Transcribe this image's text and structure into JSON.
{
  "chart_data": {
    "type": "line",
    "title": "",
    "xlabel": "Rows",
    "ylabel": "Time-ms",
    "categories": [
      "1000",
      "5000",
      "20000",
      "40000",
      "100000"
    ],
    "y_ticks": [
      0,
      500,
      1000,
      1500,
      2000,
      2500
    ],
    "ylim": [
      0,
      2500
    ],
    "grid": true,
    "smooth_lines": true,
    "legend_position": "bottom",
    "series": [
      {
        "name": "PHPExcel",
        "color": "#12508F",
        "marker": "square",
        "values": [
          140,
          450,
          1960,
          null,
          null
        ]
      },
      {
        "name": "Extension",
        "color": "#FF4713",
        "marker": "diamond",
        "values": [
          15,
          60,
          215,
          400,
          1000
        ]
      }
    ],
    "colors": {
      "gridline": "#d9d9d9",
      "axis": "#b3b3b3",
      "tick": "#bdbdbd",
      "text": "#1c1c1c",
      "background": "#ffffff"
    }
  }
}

____________________

Make an exact copy of the material above.

_Exercise solution_
Transcribe this image's text and structure into JSON.
{
  "chart_data": {
    "type": "line",
    "title": "",
    "xlabel": "Rows",
    "ylabel": "Time-ms",
    "categories": [
      "1000",
      "5000",
      "20000",
      "40000",
      "100000"
    ],
    "y_ticks": [
      0,
      500,
      1000,
      1500,
      2000,
      2500
    ],
    "ylim": [
      0,
      2500
    ],
    "grid": true,
    "smooth_lines": true,
    "legend_position": "bottom",
    "series": [
      {
        "name": "PHPExcel",
        "color": "#12508F",
        "marker": "square",
        "values": [
          140,
          450,
          1960,
          null,
          null
        ]
      },
      {
        "name": "Extension",
        "color": "#FF4713",
        "marker": "diamond",
        "values": [
          15,
          60,
          215,
          400,
          1000
        ]
      }
    ],
    "colors": {
      "gridline": "#d9d9d9",
      "axis": "#b3b3b3",
      "tick": "#bdbdbd",
      "text": "#1c1c1c",
      "background": "#ffffff"
    }
  }
}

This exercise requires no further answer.